-------- Record set
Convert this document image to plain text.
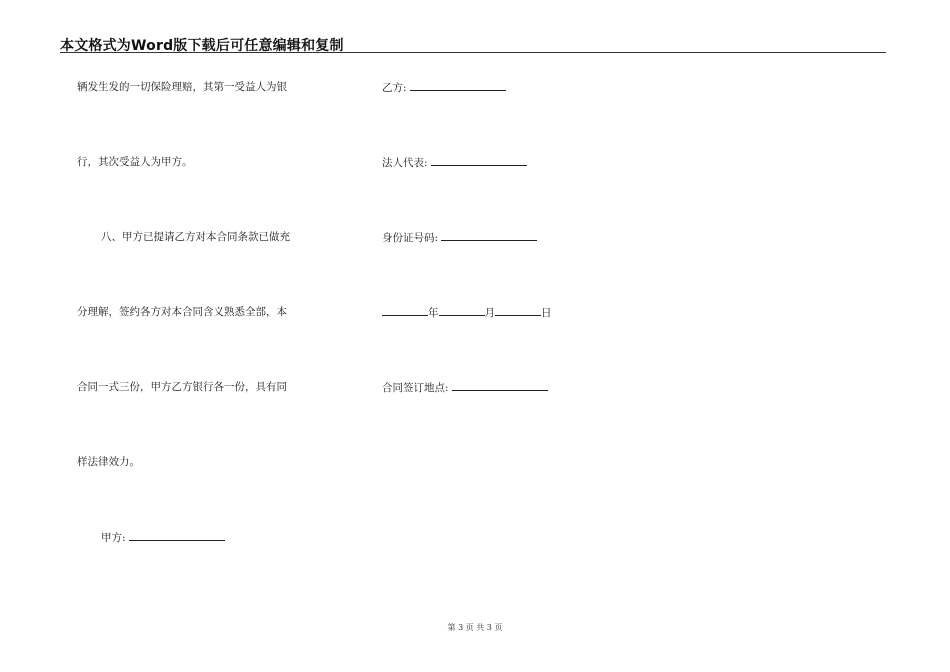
本文格式为Word版下载后可任意编辑和复制
辆发生发的一切保险理赔，其第一受益人为银
行，其次受益人为甲方。
八、甲方已提请乙方对本合同条款已做充
分理解，签约各方对本合同含义熟悉全部，本
合同一式三份，甲方乙方银行各一份，具有同
样法律效力。
甲方:
乙方:
法人代表:
身份证号码:
年	月	日
合同签订地点:
第 3 页 共 3 页
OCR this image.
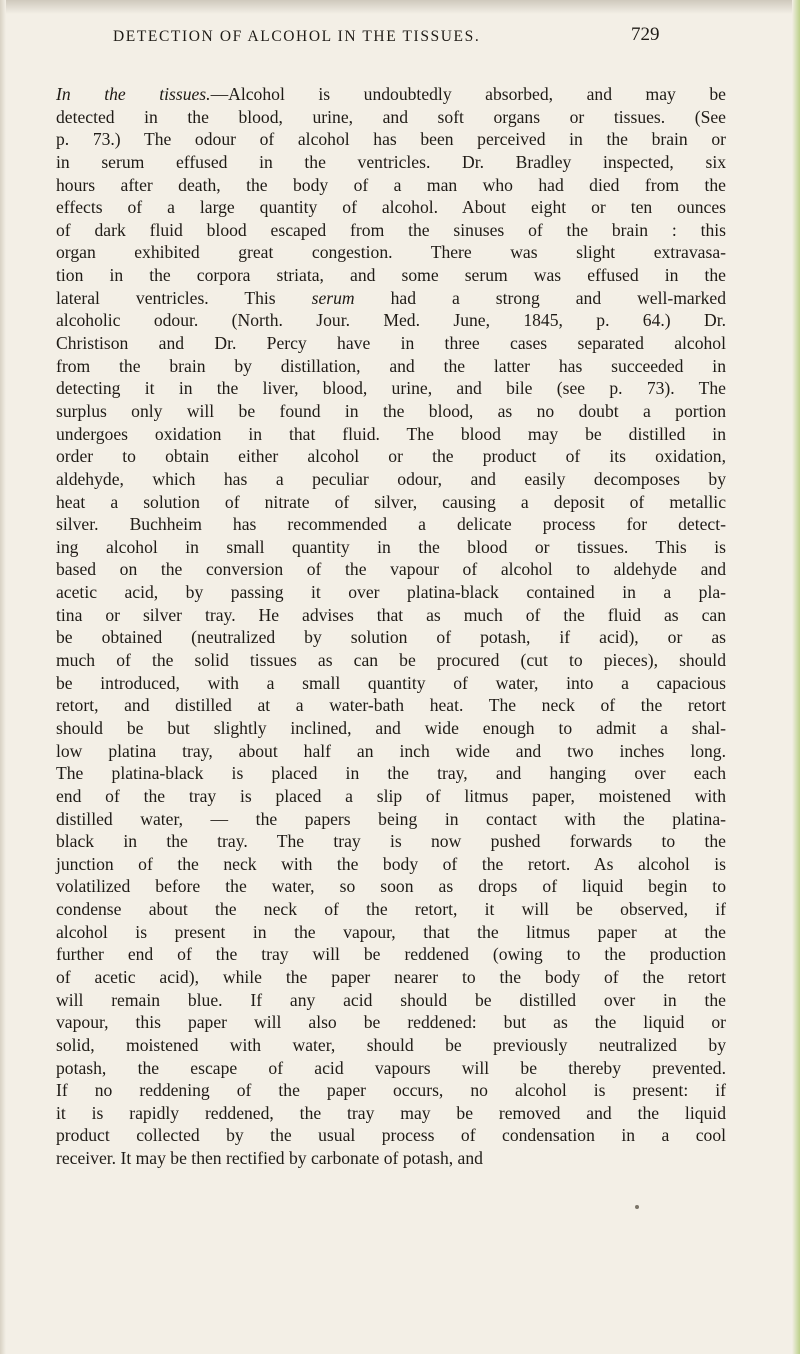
DETECTION OF ALCOHOL IN THE TISSUES.	729
In the tissues.—Alcohol is undoubtedly absorbed, and may be
detected in the blood, urine, and soft organs or tissues. (See
p. 73.) The odour of alcohol has been perceived in the brain or
in serum effused in the ventricles. Dr. Bradley inspected, six
hours after death, the body of a man who had died from the
effects of a large quantity of alcohol. About eight or ten ounces
of dark fluid blood escaped from the sinuses of the brain : this
organ exhibited great congestion. There was slight extravasa-
tion in the corpora striata, and some serum was effused in the
lateral ventricles. This serum had a strong and well-marked
alcoholic odour. (North. Jour. Med. June, 1845, p. 64.) Dr.
Christison and Dr. Percy have in three cases separated alcohol
from the brain by distillation, and the latter has succeeded in
detecting it in the liver, blood, urine, and bile (see p. 73). The
surplus only will be found in the blood, as no doubt a portion
undergoes oxidation in that fluid. The blood may be distilled in
order to obtain either alcohol or the product of its oxidation,
aldehyde, which has a peculiar odour, and easily decomposes by
heat a solution of nitrate of silver, causing a deposit of metallic
silver. Buchheim has recommended a delicate process for detect-
ing alcohol in small quantity in the blood or tissues. This is
based on the conversion of the vapour of alcohol to aldehyde and
acetic acid, by passing it over platina-black contained in a pla-
tina or silver tray. He advises that as much of the fluid as can
be obtained (neutralized by solution of potash, if acid), or as
much of the solid tissues as can be procured (cut to pieces), should
be introduced, with a small quantity of water, into a capacious
retort, and distilled at a water-bath heat. The neck of the retort
should be but slightly inclined, and wide enough to admit a shal-
low platina tray, about half an inch wide and two inches long.
The platina-black is placed in the tray, and hanging over each
end of the tray is placed a slip of litmus paper, moistened with
distilled water, — the papers being in contact with the platina-
black in the tray. The tray is now pushed forwards to the
junction of the neck with the body of the retort. As alcohol is
volatilized before the water, so soon as drops of liquid begin to
condense about the neck of the retort, it will be observed, if
alcohol is present in the vapour, that the litmus paper at the
further end of the tray will be reddened (owing to the production
of acetic acid), while the paper nearer to the body of the retort
will remain blue. If any acid should be distilled over in the
vapour, this paper will also be reddened: but as the liquid or
solid, moistened with water, should be previously neutralized by
potash, the escape of acid vapours will be thereby prevented.
If no reddening of the paper occurs, no alcohol is present: if
it is rapidly reddened, the tray may be removed and the liquid
product collected by the usual process of condensation in a cool
receiver. It may be then rectified by carbonate of potash, and
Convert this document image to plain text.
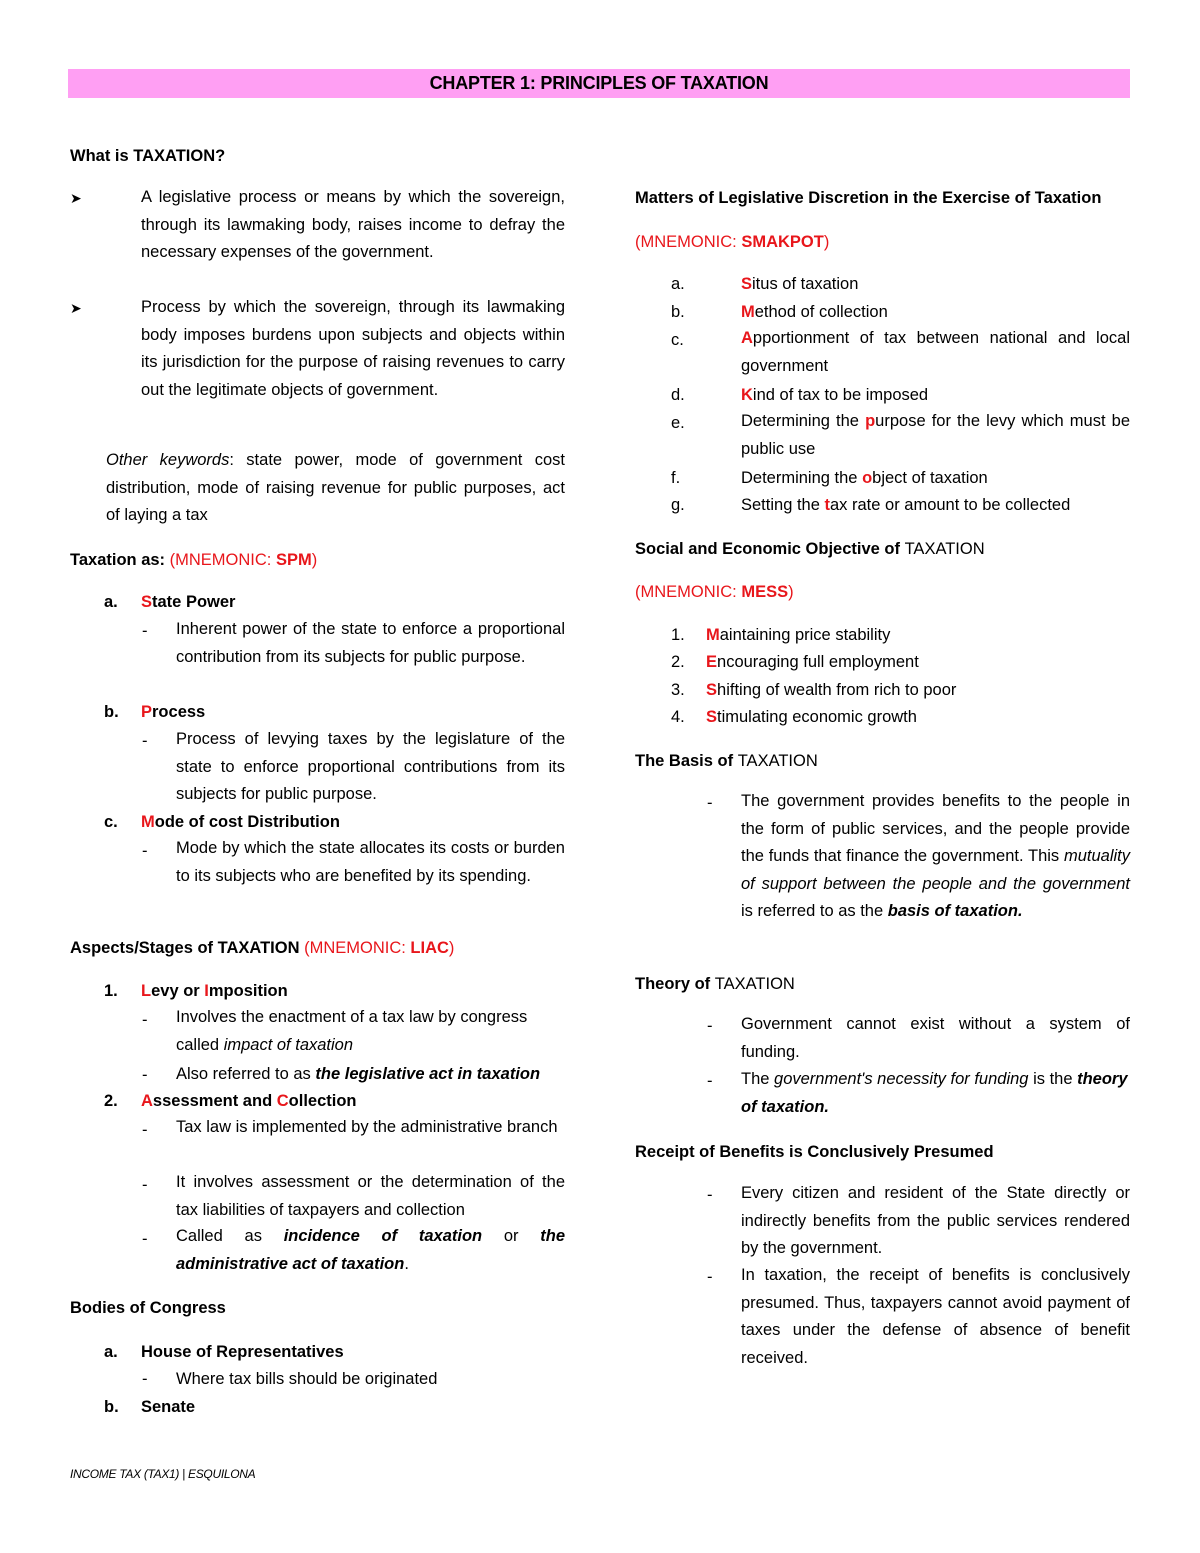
CHAPTER 1: PRINCIPLES OF TAXATION
What is TAXATION?
➤	A legislative process or means by which the sovereign, through its lawmaking body, raises income to defray the necessary expenses of the government.

➤	Process by which the sovereign, through its lawmaking body imposes burdens upon subjects and objects within its jurisdiction for the purpose of raising revenues to carry out the legitimate objects of government.

Other keywords: state power, mode of government cost distribution, mode of raising revenue for public purposes, act of laying a tax

Taxation as: (MNEMONIC: SPM)
a. State Power
- Inherent power of the state to enforce a proportional contribution from its subjects for public purpose.

b. Process
- Process of levying taxes by the legislature of the state to enforce proportional contributions from its subjects for public purpose.

c. Mode of cost Distribution
- Mode by which the state allocates its costs or burden to its subjects who are benefited by its spending.

Aspects/Stages of TAXATION (MNEMONIC: LIAC)
1. Levy or Imposition
- Involves the enactment of a tax law by congress called impact of taxation
- Also referred to as the legislative act in taxation
2. Assessment and Collection
- Tax law is implemented by the administrative branch

- It involves assessment or the determination of the tax liabilities of taxpayers and collection

- Called as incidence of taxation or the administrative act of taxation.

Bodies of Congress
a. House of Representatives
- Where tax bills should be originated
b. Senate
Matters of Legislative Discretion in the Exercise of Taxation
(MNEMONIC: SMAKPOT)
a.	Situs of taxation
b.	Method of collection
c.	Apportionment of tax between national and local government

d.	Kind of tax to be imposed
e.	Determining the purpose for the levy which must be public use

f.	Determining the object of taxation
g.	Setting the tax rate or amount to be collected
Social and Economic Objective of TAXATION
(MNEMONIC: MESS)
1. Maintaining price stability
2. Encouraging full employment
3. Shifting of wealth from rich to poor
4. Stimulating economic growth
The Basis of TAXATION
- The government provides benefits to the people in the form of public services, and the people provide the funds that finance the government. This mutuality of support between the people and the government is referred to as the basis of taxation.

Theory of TAXATION
- Government cannot exist without a system of funding.

- The government's necessity for funding is the theory of taxation.
Receipt of Benefits is Conclusively Presumed
- Every citizen and resident of the State directly or indirectly benefits from the public services rendered by the government.

- In taxation, the receipt of benefits is conclusively presumed. Thus, taxpayers cannot avoid payment of taxes under the defense of absence of benefit received.

INCOME TAX (TAX1) | ESQUILONA
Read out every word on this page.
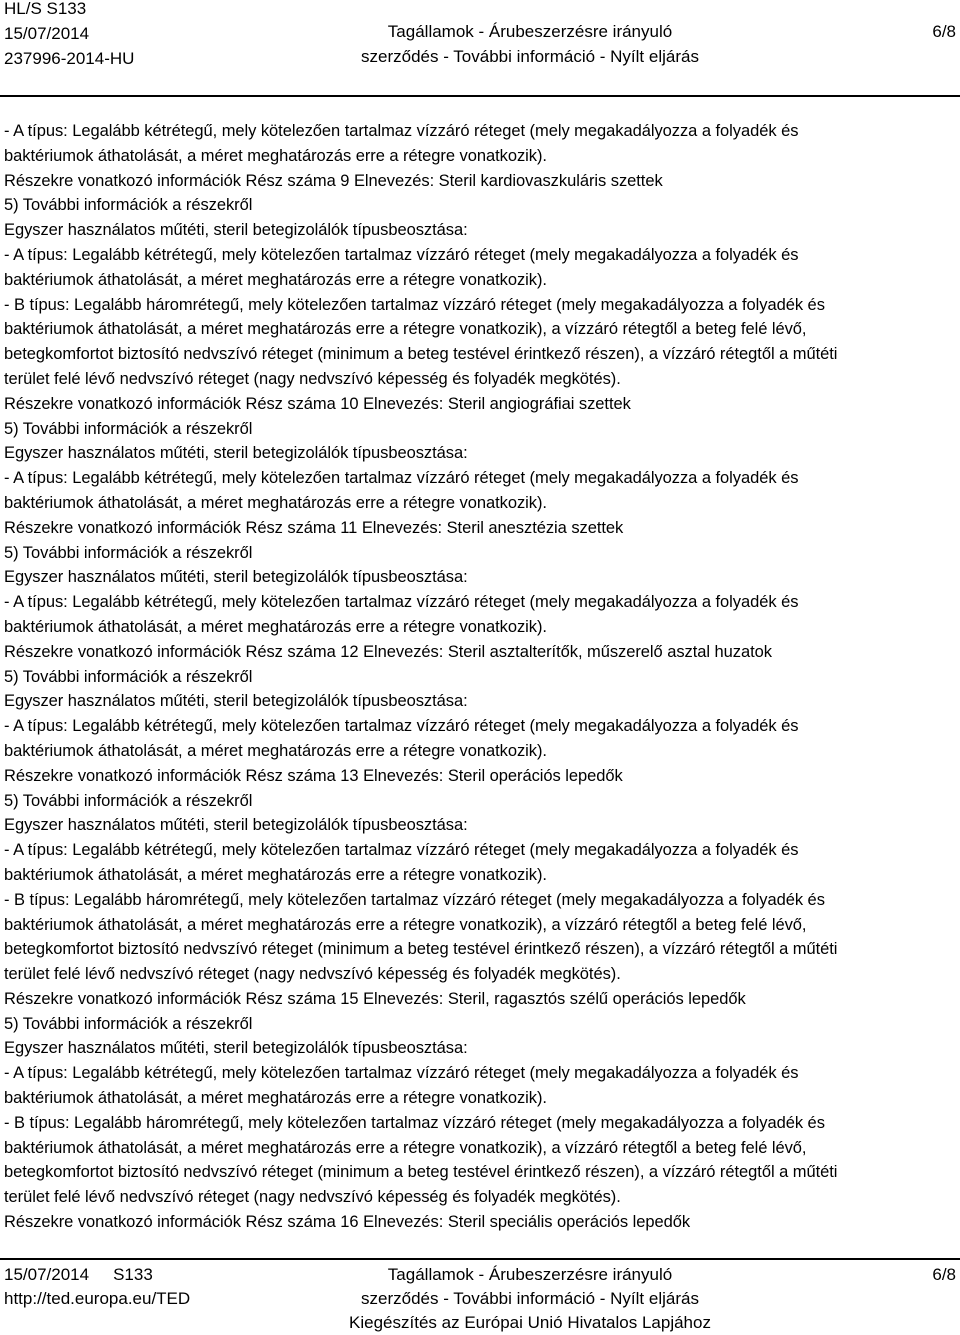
HL/S S133
15/07/2014
237996-2014-HU
Tagállamok - Árubeszerzésre irányuló
szerződés - További információ - Nyílt eljárás
6/8
- A típus: Legalább kétrétegű, mely kötelezően tartalmaz vízzáró réteget (mely megakadályozza a folyadék és
baktériumok áthatolását, a méret meghatározás erre a rétegre vonatkozik).
Részekre vonatkozó információk Rész száma 9 Elnevezés: Steril kardiovaszkuláris szettek
5) További információk a részekről
Egyszer használatos műtéti, steril betegizolálók típusbeosztása:
- A típus: Legalább kétrétegű, mely kötelezően tartalmaz vízzáró réteget (mely megakadályozza a folyadék és
baktériumok áthatolását, a méret meghatározás erre a rétegre vonatkozik).
- B típus: Legalább háromrétegű, mely kötelezően tartalmaz vízzáró réteget (mely megakadályozza a folyadék és
baktériumok áthatolását, a méret meghatározás erre a rétegre vonatkozik), a vízzáró rétegtől a beteg felé lévő,
betegkomfortot biztosító nedvszívó réteget (minimum a beteg testével érintkező részen), a vízzáró rétegtől a műtéti
terület felé lévő nedvszívó réteget (nagy nedvszívó képesség és folyadék megkötés).
Részekre vonatkozó információk Rész száma 10 Elnevezés: Steril angiográfiai szettek
5) További információk a részekről
Egyszer használatos műtéti, steril betegizolálók típusbeosztása:
- A típus: Legalább kétrétegű, mely kötelezően tartalmaz vízzáró réteget (mely megakadályozza a folyadék és
baktériumok áthatolását, a méret meghatározás erre a rétegre vonatkozik).
Részekre vonatkozó információk Rész száma 11 Elnevezés: Steril anesztézia szettek
5) További információk a részekről
Egyszer használatos műtéti, steril betegizolálók típusbeosztása:
- A típus: Legalább kétrétegű, mely kötelezően tartalmaz vízzáró réteget (mely megakadályozza a folyadék és
baktériumok áthatolását, a méret meghatározás erre a rétegre vonatkozik).
Részekre vonatkozó információk Rész száma 12 Elnevezés: Steril asztalterítők, műszerelő asztal huzatok
5) További információk a részekről
Egyszer használatos műtéti, steril betegizolálók típusbeosztása:
- A típus: Legalább kétrétegű, mely kötelezően tartalmaz vízzáró réteget (mely megakadályozza a folyadék és
baktériumok áthatolását, a méret meghatározás erre a rétegre vonatkozik).
Részekre vonatkozó információk Rész száma 13 Elnevezés: Steril operációs lepedők
5) További információk a részekről
Egyszer használatos műtéti, steril betegizolálók típusbeosztása:
- A típus: Legalább kétrétegű, mely kötelezően tartalmaz vízzáró réteget (mely megakadályozza a folyadék és
baktériumok áthatolását, a méret meghatározás erre a rétegre vonatkozik).
- B típus: Legalább háromrétegű, mely kötelezően tartalmaz vízzáró réteget (mely megakadályozza a folyadék és
baktériumok áthatolását, a méret meghatározás erre a rétegre vonatkozik), a vízzáró rétegtől a beteg felé lévő,
betegkomfortot biztosító nedvszívó réteget (minimum a beteg testével érintkező részen), a vízzáró rétegtől a műtéti
terület felé lévő nedvszívó réteget (nagy nedvszívó képesség és folyadék megkötés).
Részekre vonatkozó információk Rész száma 15 Elnevezés: Steril, ragasztós szélű operációs lepedők
5) További információk a részekről
Egyszer használatos műtéti, steril betegizolálók típusbeosztása:
- A típus: Legalább kétrétegű, mely kötelezően tartalmaz vízzáró réteget (mely megakadályozza a folyadék és
baktériumok áthatolását, a méret meghatározás erre a rétegre vonatkozik).
- B típus: Legalább háromrétegű, mely kötelezően tartalmaz vízzáró réteget (mely megakadályozza a folyadék és
baktériumok áthatolását, a méret meghatározás erre a rétegre vonatkozik), a vízzáró rétegtől a beteg felé lévő,
betegkomfortot biztosító nedvszívó réteget (minimum a beteg testével érintkező részen), a vízzáró rétegtől a műtéti
terület felé lévő nedvszívó réteget (nagy nedvszívó képesség és folyadék megkötés).
Részekre vonatkozó információk Rész száma 16 Elnevezés: Steril speciális operációs lepedők
15/07/2014 S133
http://ted.europa.eu/TED
Tagállamok - Árubeszerzésre irányuló
szerződés - További információ - Nyílt eljárás
Kiegészítés az Európai Unió Hivatalos Lapjához
6/8
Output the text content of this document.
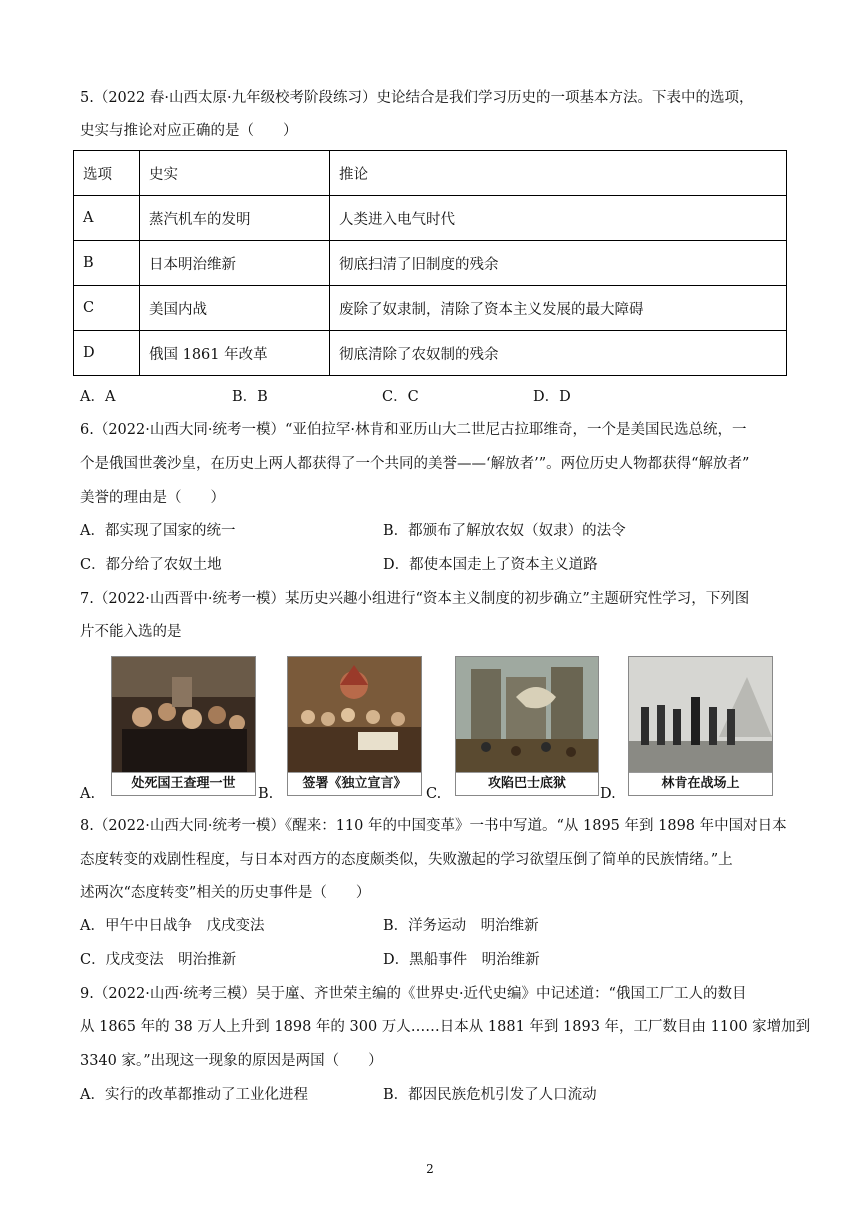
5.（2022 春·山西太原·九年级校考阶段练习）史论结合是我们学习历史的一项基本方法。下表中的选项，
史实与推论对应正确的是（　　）
选项	史实	推论
A	蒸汽机车的发明	人类进入电气时代
B	日本明治维新	彻底扫清了旧制度的残余
C	美国内战	废除了奴隶制，清除了资本主义发展的最大障碍
D	俄国 1861 年改革	彻底清除了农奴制的残余
A．A	B．B	C．C	D．D
6.（2022·山西大同·统考一模）“亚伯拉罕·林肯和亚历山大二世尼古拉耶维奇，一个是美国民选总统，一
个是俄国世袭沙皇，在历史上两人都获得了一个共同的美誉——‘解放者’”。两位历史人物都获得“解放者”
美誉的理由是（　　）
A．都实现了国家的统一	B．都颁布了解放农奴（奴隶）的法令
C．都分给了农奴土地	D．都使本国走上了资本主义道路
7.（2022·山西晋中·统考一模）某历史兴趣小组进行“资本主义制度的初步确立”主题研究性学习，下列图
片不能入选的是
A.
处死国王查理一世
B.
签署《独立宣言》
C.
攻陷巴士底狱
D.
林肯在战场上
8.（2022·山西大同·统考一模）《醒来：110 年的中国变革》一书中写道。“从 1895 年到 1898 年中国对日本
态度转变的戏剧性程度，与日本对西方的态度颇类似，失败激起的学习欲望压倒了简单的民族情绪。”上
述两次“态度转变”相关的历史事件是（　　）
A．甲午中日战争　戊戌变法	B．洋务运动　明治维新
C．戊戌变法　明治推新	D．黑船事件　明治维新
9.（2022·山西·统考三模）吴于廑、齐世荣主编的《世界史·近代史编》中记述道：“俄国工厂工人的数目
从 1865 年的 38 万人上升到 1898 年的 300 万人……日本从 1881 年到 1893 年，工厂数目由 1100 家增加到
3340 家。”出现这一现象的原因是两国（　　）
A．实行的改革都推动了工业化进程	B．都因民族危机引发了人口流动
2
----------------
Brief:
Your task is to collect every line above that contains the word "through".

Task result:
➤	A legislative process or means by which the sovereign, through its lawmaking body, raises income to defray the necessary expenses of the government.
➤	Process by which the sovereign, through its lawmaking body imposes burdens upon subjects and objects within its jurisdiction for the purpose of raising revenues to carry out the legitimate objects of government.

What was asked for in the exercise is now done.